## Exercise goal
Pictures do not belong in the copy, so please give every entry below again exactly.

# START OF Dataset entries

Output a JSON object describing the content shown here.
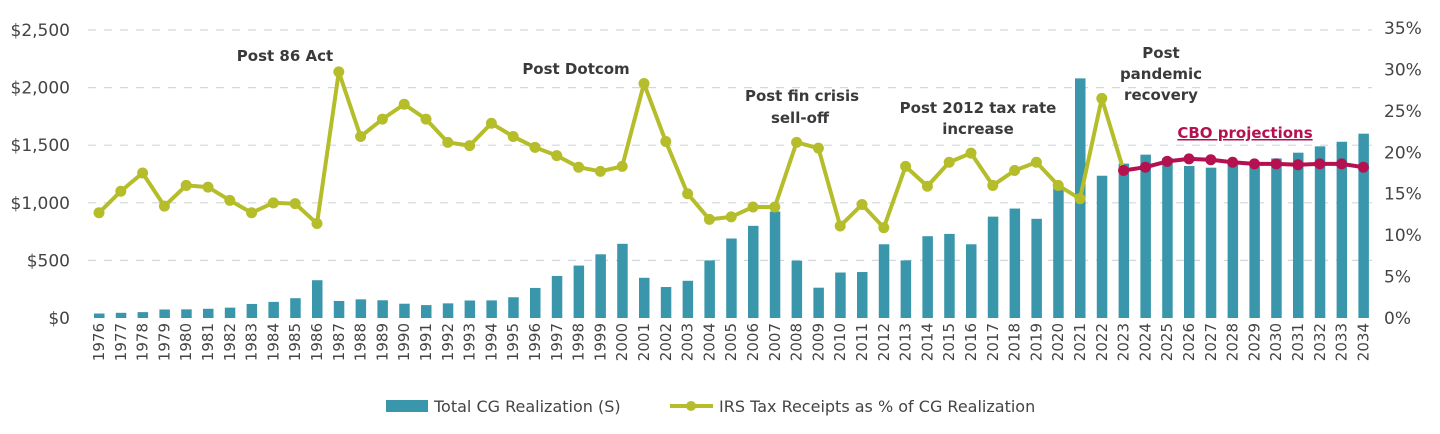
{
  "chart_data": {
    "type": "bar+line",
    "categories": [
      "1976",
      "1977",
      "1978",
      "1979",
      "1980",
      "1981",
      "1982",
      "1983",
      "1984",
      "1985",
      "1986",
      "1987",
      "1988",
      "1989",
      "1990",
      "1991",
      "1992",
      "1993",
      "1994",
      "1995",
      "1996",
      "1997",
      "1998",
      "1999",
      "2000",
      "2001",
      "2002",
      "2003",
      "2004",
      "2005",
      "2006",
      "2007",
      "2008",
      "2009",
      "2010",
      "2011",
      "2012",
      "2013",
      "2014",
      "2015",
      "2016",
      "2017",
      "2018",
      "2019",
      "2020",
      "2021",
      "2022",
      "2023",
      "2024",
      "2025",
      "2026",
      "2027",
      "2028",
      "2029",
      "2030",
      "2031",
      "2032",
      "2033",
      "2034"
    ],
    "left_axis": {
      "ylim": [
        0,
        2500
      ],
      "ticks": [
        "$0",
        "$500",
        "$1,000",
        "$1,500",
        "$2,000",
        "$2,500"
      ],
      "tick_values": [
        0,
        500,
        1000,
        1500,
        2000,
        2500
      ]
    },
    "right_axis": {
      "ylim": [
        0,
        35
      ],
      "ticks": [
        "0%",
        "5%",
        "10%",
        "15%",
        "20%",
        "25%",
        "30%",
        "35%"
      ],
      "tick_values": [
        0,
        5,
        10,
        15,
        20,
        25,
        30,
        35
      ]
    },
    "grid": "horizontal dashed",
    "legend_placement": "bottom",
    "series": [
      {
        "name": "Total CG Realization (S)",
        "type": "bar",
        "axis": "left",
        "color": "#3a97ab",
        "values": [
          39,
          45,
          51,
          74,
          75,
          80,
          90,
          122,
          140,
          172,
          328,
          148,
          162,
          154,
          124,
          112,
          127,
          152,
          153,
          180,
          261,
          365,
          455,
          553,
          644,
          349,
          269,
          323,
          500,
          690,
          800,
          924,
          498,
          263,
          395,
          399,
          640,
          500,
          710,
          730,
          640,
          880,
          950,
          861,
          1130,
          2080,
          1235,
          1340,
          1418,
          1390,
          1320,
          1305,
          1350,
          1315,
          1385,
          1435,
          1490,
          1530,
          1600
        ]
      },
      {
        "name": "IRS Tax Receipts as % of CG Realization",
        "type": "line",
        "axis": "right",
        "color": "#b5bd2a",
        "values": [
          12.7,
          15.3,
          17.5,
          13.5,
          16.0,
          15.8,
          14.2,
          12.7,
          13.9,
          13.8,
          11.4,
          29.7,
          21.9,
          24.0,
          25.8,
          24.0,
          21.2,
          20.8,
          23.5,
          21.9,
          20.6,
          19.6,
          18.2,
          17.7,
          18.3,
          28.3,
          21.3,
          15.0,
          11.9,
          12.2,
          13.4,
          13.4,
          21.2,
          20.5,
          11.1,
          13.7,
          10.9,
          18.3,
          15.9,
          18.8,
          19.9,
          16.0,
          17.8,
          18.8,
          16.0,
          14.4,
          26.5,
          17.8,
          null,
          null,
          null,
          null,
          null,
          null,
          null,
          null,
          null,
          null,
          null
        ]
      },
      {
        "type": "line",
        "axis": "right",
        "color": "#b5104f",
        "values": [
          null,
          null,
          null,
          null,
          null,
          null,
          null,
          null,
          null,
          null,
          null,
          null,
          null,
          null,
          null,
          null,
          null,
          null,
          null,
          null,
          null,
          null,
          null,
          null,
          null,
          null,
          null,
          null,
          null,
          null,
          null,
          null,
          null,
          null,
          null,
          null,
          null,
          null,
          null,
          null,
          null,
          null,
          null,
          null,
          null,
          null,
          null,
          17.8,
          18.2,
          18.9,
          19.2,
          19.1,
          18.8,
          18.6,
          18.6,
          18.5,
          18.6,
          18.6,
          18.2
        ]
      }
    ],
    "annotations": {
      "post86": "Post 86 Act",
      "dotcom": "Post Dotcom",
      "fin1": "Post fin crisis",
      "fin2": "sell-off",
      "tax1": "Post 2012 tax rate",
      "tax2": "increase",
      "pan1": "Post",
      "pan2": "pandemic",
      "pan3": "recovery",
      "cbo": "CBO projections"
    }
  }
}
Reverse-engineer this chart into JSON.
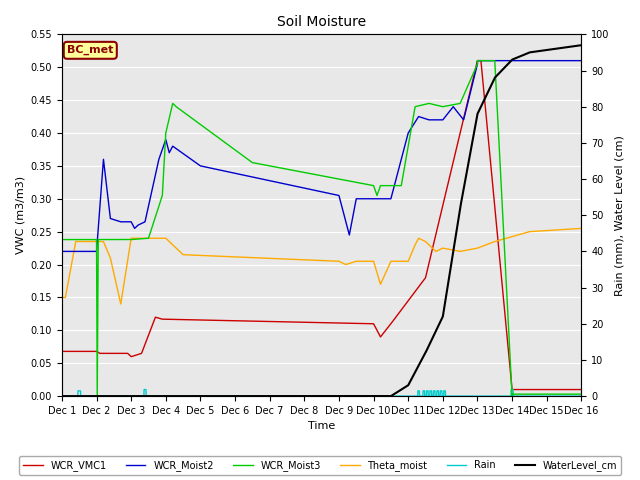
{
  "title": "Soil Moisture",
  "ylabel_left": "VWC (m3/m3)",
  "ylabel_right": "Rain (mm), Water Level (cm)",
  "xlabel": "Time",
  "ylim_left": [
    0.0,
    0.55
  ],
  "ylim_right": [
    0,
    100
  ],
  "plot_bg": "#e8e8e8",
  "fig_bg": "#ffffff",
  "annotation_text": "BC_met",
  "annotation_box_color": "#ffff99",
  "annotation_box_edge": "#8B0000",
  "colors": {
    "WCR_VMC1": "#cc0000",
    "WCR_Moist2": "#0000cc",
    "WCR_Moist3": "#00cc00",
    "Theta_moist": "#ffaa00",
    "Rain": "#00cccc",
    "WaterLevel_cm": "#000000"
  },
  "xtick_labels": [
    "Dec 1",
    "Dec 2",
    "Dec 3",
    "Dec 4",
    "Dec 5",
    "Dec 6",
    "Dec 7",
    "Dec 8",
    "Dec 9",
    "Dec 10",
    "Dec 11",
    "Dec 12",
    "Dec 13",
    "Dec 14",
    "Dec 15",
    "Dec 16"
  ],
  "yticks_left": [
    0.0,
    0.05,
    0.1,
    0.15,
    0.2,
    0.25,
    0.3,
    0.35,
    0.4,
    0.45,
    0.5,
    0.55
  ],
  "yticks_right": [
    0,
    10,
    20,
    30,
    40,
    50,
    60,
    70,
    80,
    90,
    100
  ],
  "line_width": 1.0,
  "grid_color": "#d0d0d0",
  "title_fontsize": 10,
  "axis_label_fontsize": 8,
  "tick_fontsize": 7,
  "legend_fontsize": 7
}
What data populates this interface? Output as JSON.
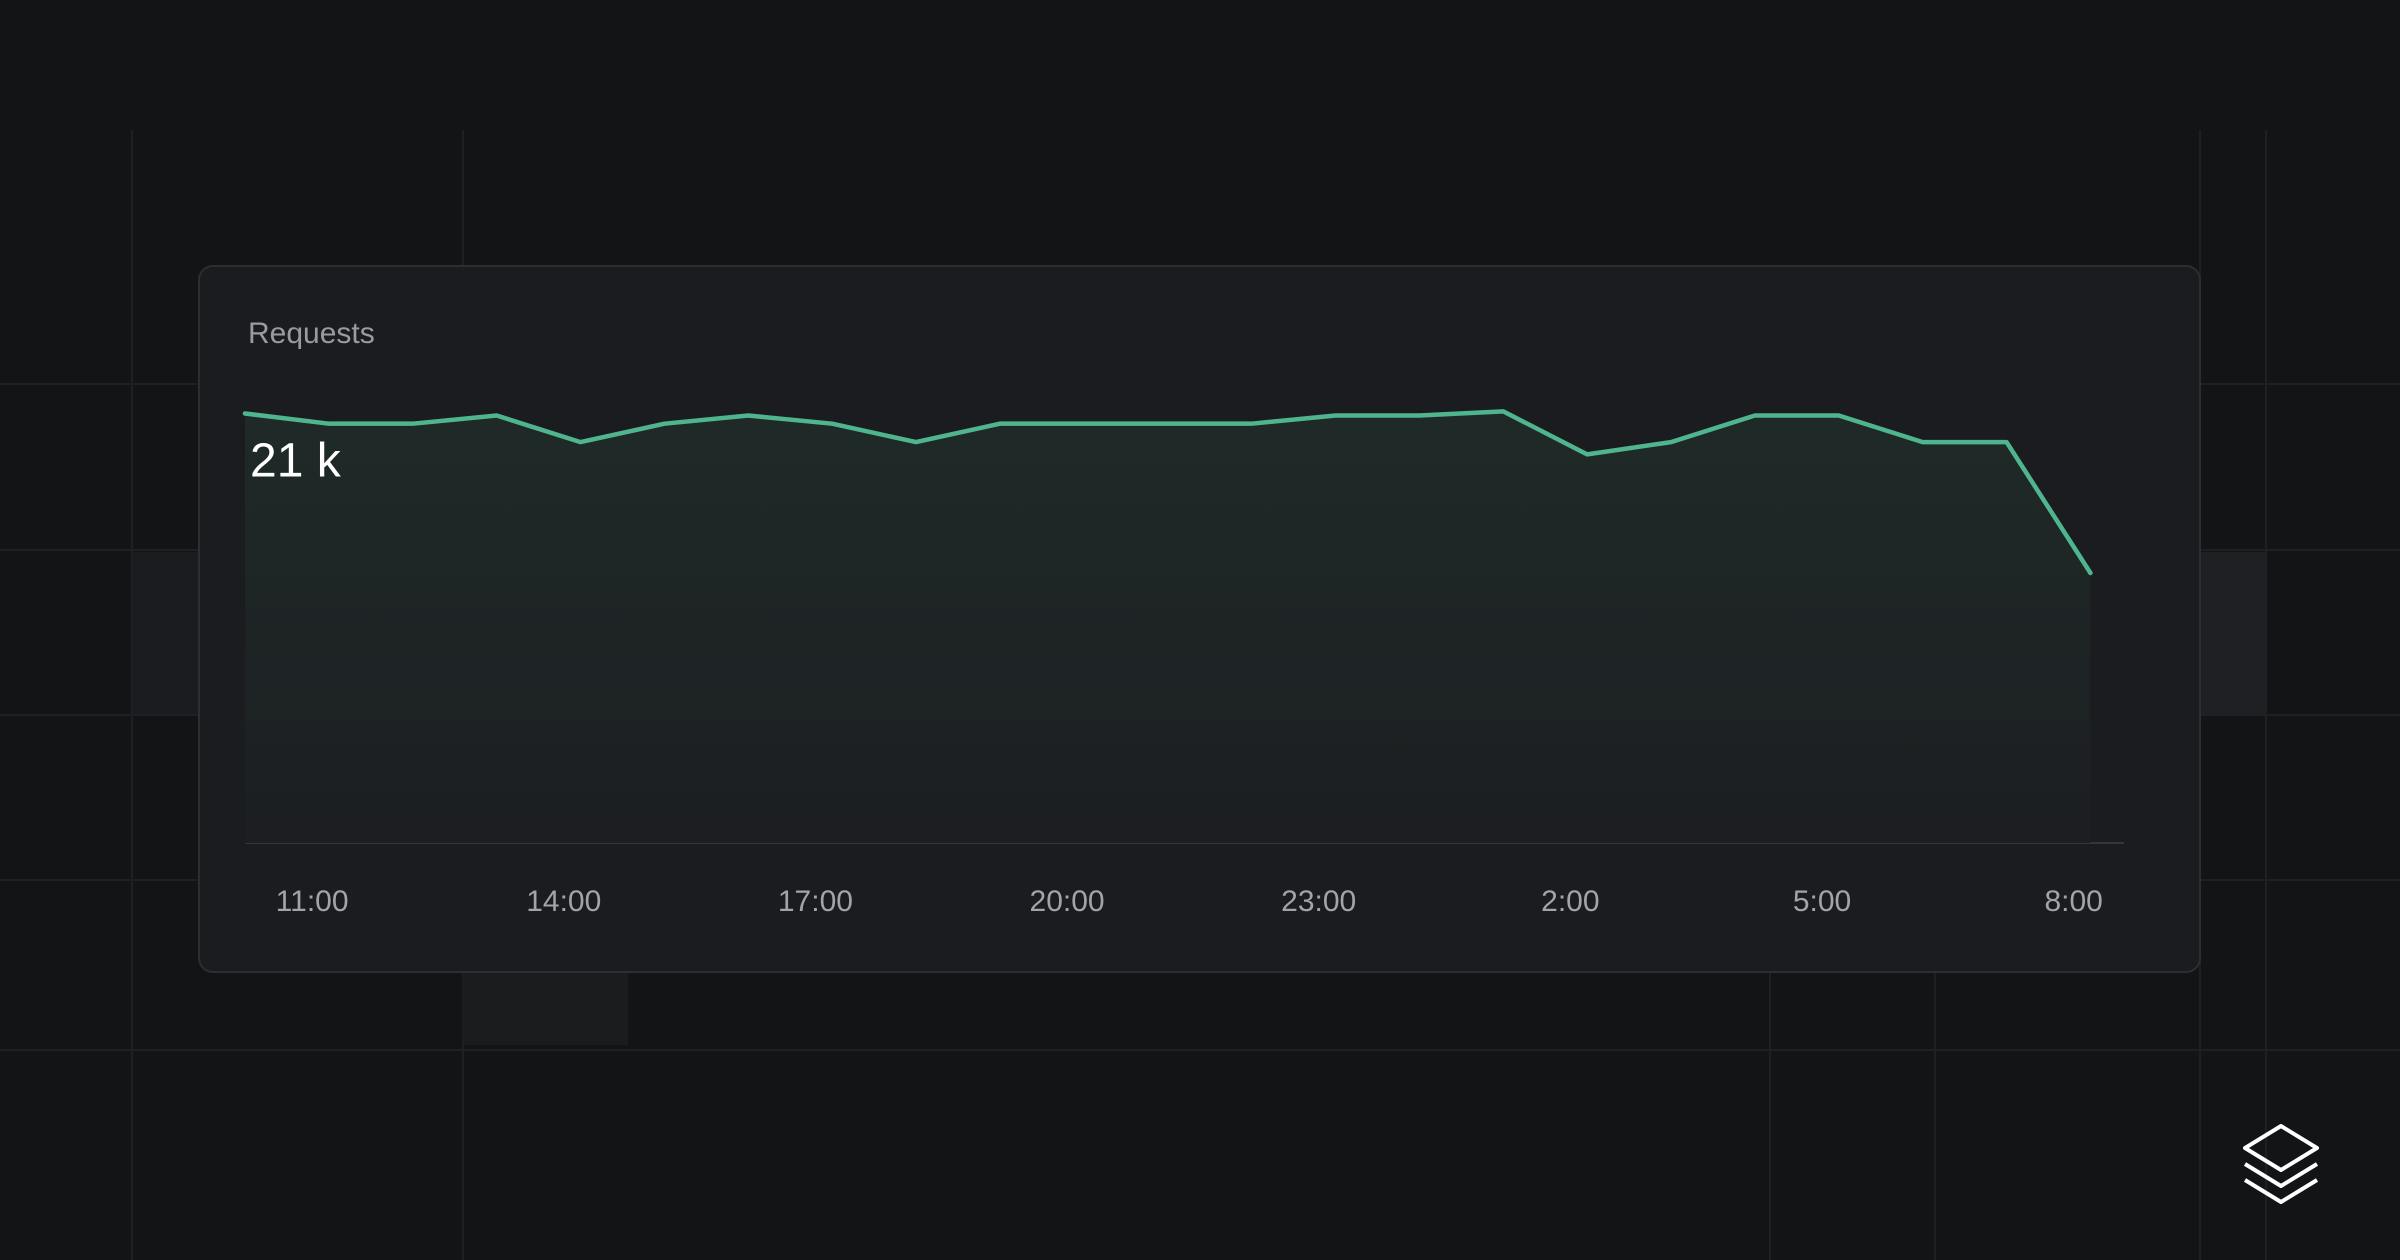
{
  "chart_data": {
    "type": "line",
    "title": "Requests",
    "annotation": "21 k",
    "x": [
      10.2,
      11.2,
      12.2,
      13.2,
      14.2,
      15.2,
      16.2,
      17.2,
      18.2,
      19.2,
      20.2,
      21.2,
      22.2,
      23.2,
      24.2,
      25.2,
      26.2,
      27.2,
      28.2,
      29.2,
      30.2,
      31.2,
      32.2
    ],
    "values": [
      21.0,
      20.5,
      20.5,
      20.9,
      19.6,
      20.5,
      20.9,
      20.5,
      19.6,
      20.5,
      20.5,
      20.5,
      20.5,
      20.9,
      20.9,
      21.1,
      19.0,
      19.6,
      20.9,
      20.9,
      19.6,
      19.6,
      13.2
    ],
    "color": "#4fb58f",
    "xlim": [
      10.2,
      32.6
    ],
    "ylim": [
      0,
      22
    ],
    "xticks": [
      {
        "value": 11,
        "label": "11:00"
      },
      {
        "value": 14,
        "label": "14:00"
      },
      {
        "value": 17,
        "label": "17:00"
      },
      {
        "value": 20,
        "label": "20:00"
      },
      {
        "value": 23,
        "label": "23:00"
      },
      {
        "value": 26,
        "label": "2:00"
      },
      {
        "value": 29,
        "label": "5:00"
      },
      {
        "value": 32,
        "label": "8:00"
      }
    ]
  }
}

# END OF Dataset entries

## Result of this exercise
Output a JSON object describing the content shown here.
{
  "chart_data": {
    "type": "bar+line",
    "categories": [
      "1976",
      "1977",
      "1978",
      "1979",
      "1980",
      "1981",
      "1982",
      "1983",
      "1984",
      "1985",
      "1986",
      "1987",
      "1988",
      "1989",
      "1990",
      "1991",
      "1992",
      "1993",
      "1994",
      "1995",
      "1996",
      "1997",
      "1998",
      "1999",
      "2000",
      "2001",
      "2002",
      "2003",
      "2004",
      "2005",
      "2006",
      "2007",
      "2008",
      "2009",
      "2010",
      "2011",
      "2012",
      "2013",
      "2014",
      "2015",
      "2016",
      "2017",
      "2018",
      "2019",
      "2020",
      "2021",
      "2022",
      "2023",
      "2024",
      "2025",
      "2026",
      "2027",
      "2028",
      "2029",
      "2030",
      "2031",
      "2032",
      "2033",
      "2034"
    ],
    "left_axis": {
      "ylim": [
        0,
        2500
      ],
      "ticks": [
        "$0",
        "$500",
        "$1,000",
        "$1,500",
        "$2,000",
        "$2,500"
      ],
      "tick_values": [
        0,
        500,
        1000,
        1500,
        2000,
        2500
      ]
    },
    "right_axis": {
      "ylim": [
        0,
        35
      ],
      "ticks": [
        "0%",
        "5%",
        "10%",
        "15%",
        "20%",
        "25%",
        "30%",
        "35%"
      ],
      "tick_values": [
        0,
        5,
        10,
        15,
        20,
        25,
        30,
        35
      ]
    },
    "grid": "horizontal dashed",
    "legend_placement": "bottom",
    "series": [
      {
        "name": "Total CG Realization (S)",
        "type": "bar",
        "axis": "left",
        "color": "#3a97ab",
        "values": [
          39,
          45,
          51,
          74,
          75,
          80,
          90,
          122,
          140,
          172,
          328,
          148,
          162,
          154,
          124,
          112,
          127,
          152,
          153,
          180,
          261,
          365,
          455,
          553,
          644,
          349,
          269,
          323,
          500,
          690,
          800,
          924,
          498,
          263,
          395,
          399,
          640,
          500,
          710,
          730,
          640,
          880,
          950,
          861,
          1130,
          2080,
          1235,
          1340,
          1418,
          1390,
          1320,
          1305,
          1350,
          1315,
          1385,
          1435,
          1490,
          1530,
          1600
        ]
      },
      {
        "name": "IRS Tax Receipts as % of CG Realization",
        "type": "line",
        "axis": "right",
        "color": "#b5bd2a",
        "values": [
          12.7,
          15.3,
          17.5,
          13.5,
          16.0,
          15.8,
          14.2,
          12.7,
          13.9,
          13.8,
          11.4,
          29.7,
          21.9,
          24.0,
          25.8,
          24.0,
          21.2,
          20.8,
          23.5,
          21.9,
          20.6,
          19.6,
          18.2,
          17.7,
          18.3,
          28.3,
          21.3,
          15.0,
          11.9,
          12.2,
          13.4,
          13.4,
          21.2,
          20.5,
          11.1,
          13.7,
          10.9,
          18.3,
          15.9,
          18.8,
          19.9,
          16.0,
          17.8,
          18.8,
          16.0,
          14.4,
          26.5,
          17.8,
          null,
          null,
          null,
          null,
          null,
          null,
          null,
          null,
          null,
          null,
          null
        ]
      },
      {
        "type": "line",
        "axis": "right",
        "color": "#b5104f",
        "values": [
          null,
          null,
          null,
          null,
          null,
          null,
          null,
          null,
          null,
          null,
          null,
          null,
          null,
          null,
          null,
          null,
          null,
          null,
          null,
          null,
          null,
          null,
          null,
          null,
          null,
          null,
          null,
          null,
          null,
          null,
          null,
          null,
          null,
          null,
          null,
          null,
          null,
          null,
          null,
          null,
          null,
          null,
          null,
          null,
          null,
          null,
          null,
          17.8,
          18.2,
          18.9,
          19.2,
          19.1,
          18.8,
          18.6,
          18.6,
          18.5,
          18.6,
          18.6,
          18.2
        ]
      }
    ],
    "annotations": {
      "post86": "Post 86 Act",
      "dotcom": "Post Dotcom",
      "fin1": "Post fin crisis",
      "fin2": "sell-off",
      "tax1": "Post 2012 tax rate",
      "tax2": "increase",
      "pan1": "Post",
      "pan2": "pandemic",
      "pan3": "recovery",
      "cbo": "CBO projections"
    }
  }
}
Reverse-engineer this chart into JSON.
{
  "title": "Soil Moisture",
  "ylabel_left": "VWC (m3/m3)",
  "ylabel_right": "Rain (mm), Water Level (cm)",
  "xlabel": "Time",
  "ylim_left": [
    0.0,
    0.55
  ],
  "ylim_right": [
    0,
    100
  ],
  "plot_bg": "#e8e8e8",
  "fig_bg": "#ffffff",
  "annotation_text": "BC_met",
  "annotation_box_color": "#ffff99",
  "annotation_box_edge": "#8B0000",
  "colors": {
    "WCR_VMC1": "#cc0000",
    "WCR_Moist2": "#0000cc",
    "WCR_Moist3": "#00cc00",
    "Theta_moist": "#ffaa00",
    "Rain": "#00cccc",
    "WaterLevel_cm": "#000000"
  },
  "xtick_labels": [
    "Dec 1",
    "Dec 2",
    "Dec 3",
    "Dec 4",
    "Dec 5",
    "Dec 6",
    "Dec 7",
    "Dec 8",
    "Dec 9",
    "Dec 10",
    "Dec 11",
    "Dec 12",
    "Dec 13",
    "Dec 14",
    "Dec 15",
    "Dec 16"
  ],
  "yticks_left": [
    0.0,
    0.05,
    0.1,
    0.15,
    0.2,
    0.25,
    0.3,
    0.35,
    0.4,
    0.45,
    0.5,
    0.55
  ],
  "yticks_right": [
    0,
    10,
    20,
    30,
    40,
    50,
    60,
    70,
    80,
    90,
    100
  ],
  "line_width": 1.0,
  "grid_color": "#d0d0d0",
  "title_fontsize": 10,
  "axis_label_fontsize": 8,
  "tick_fontsize": 7,
  "legend_fontsize": 7
}
What data populates this interface? Output as JSON.
{
  "chart_data": {
    "type": "line",
    "title": "Requests",
    "annotation": "21 k",
    "x": [
      10.2,
      11.2,
      12.2,
      13.2,
      14.2,
      15.2,
      16.2,
      17.2,
      18.2,
      19.2,
      20.2,
      21.2,
      22.2,
      23.2,
      24.2,
      25.2,
      26.2,
      27.2,
      28.2,
      29.2,
      30.2,
      31.2,
      32.2
    ],
    "values": [
      21.0,
      20.5,
      20.5,
      20.9,
      19.6,
      20.5,
      20.9,
      20.5,
      19.6,
      20.5,
      20.5,
      20.5,
      20.5,
      20.9,
      20.9,
      21.1,
      19.0,
      19.6,
      20.9,
      20.9,
      19.6,
      19.6,
      13.2
    ],
    "color": "#4fb58f",
    "xlim": [
      10.2,
      32.6
    ],
    "ylim": [
      0,
      22
    ],
    "xticks": [
      {
        "value": 11,
        "label": "11:00"
      },
      {
        "value": 14,
        "label": "14:00"
      },
      {
        "value": 17,
        "label": "17:00"
      },
      {
        "value": 20,
        "label": "20:00"
      },
      {
        "value": 23,
        "label": "23:00"
      },
      {
        "value": 26,
        "label": "2:00"
      },
      {
        "value": 29,
        "label": "5:00"
      },
      {
        "value": 32,
        "label": "8:00"
      }
    ]
  }
}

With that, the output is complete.